SHORT TASK: Below are entries to be transcribed exactly; exclude the pictures from the copy.

Recorded data:
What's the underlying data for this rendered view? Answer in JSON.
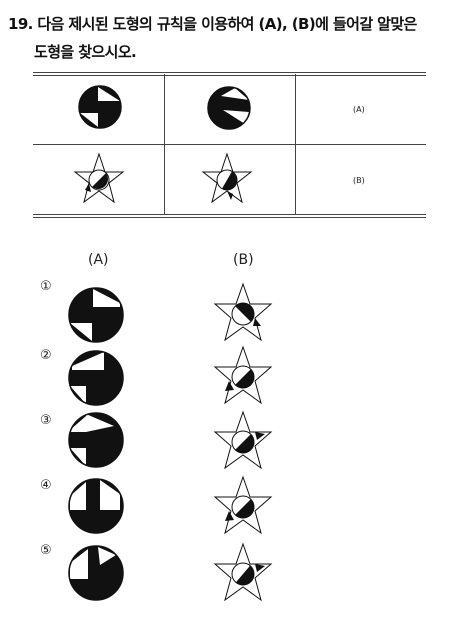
{
  "question": {
    "line1": "19. 다음 제시된 도형의 규칙을 이용하여 (A), (B)에 들어갈 알맞은",
    "line2": "도형을 찾으시오."
  },
  "table": {
    "answer_labels": [
      "(A)",
      "(B)"
    ]
  },
  "choices": {
    "header_a": "(A)",
    "header_b": "(B)",
    "numbers": [
      "①",
      "②",
      "③",
      "④",
      "⑤"
    ]
  },
  "colors": {
    "ink": "#111111",
    "paper": "#ffffff",
    "rule": "#444444"
  }
}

SOLUTION TO THIS EXERCISE:
What's the underlying data for this rendered view? Answer in JSON.
{
  "question": {
    "line1": "19. 다음 제시된 도형의 규칙을 이용하여 (A), (B)에 들어갈 알맞은",
    "line2": "도형을 찾으시오."
  },
  "table": {
    "answer_labels": [
      "(A)",
      "(B)"
    ]
  },
  "choices": {
    "header_a": "(A)",
    "header_b": "(B)",
    "numbers": [
      "①",
      "②",
      "③",
      "④",
      "⑤"
    ]
  },
  "colors": {
    "ink": "#111111",
    "paper": "#ffffff",
    "rule": "#444444"
  }
}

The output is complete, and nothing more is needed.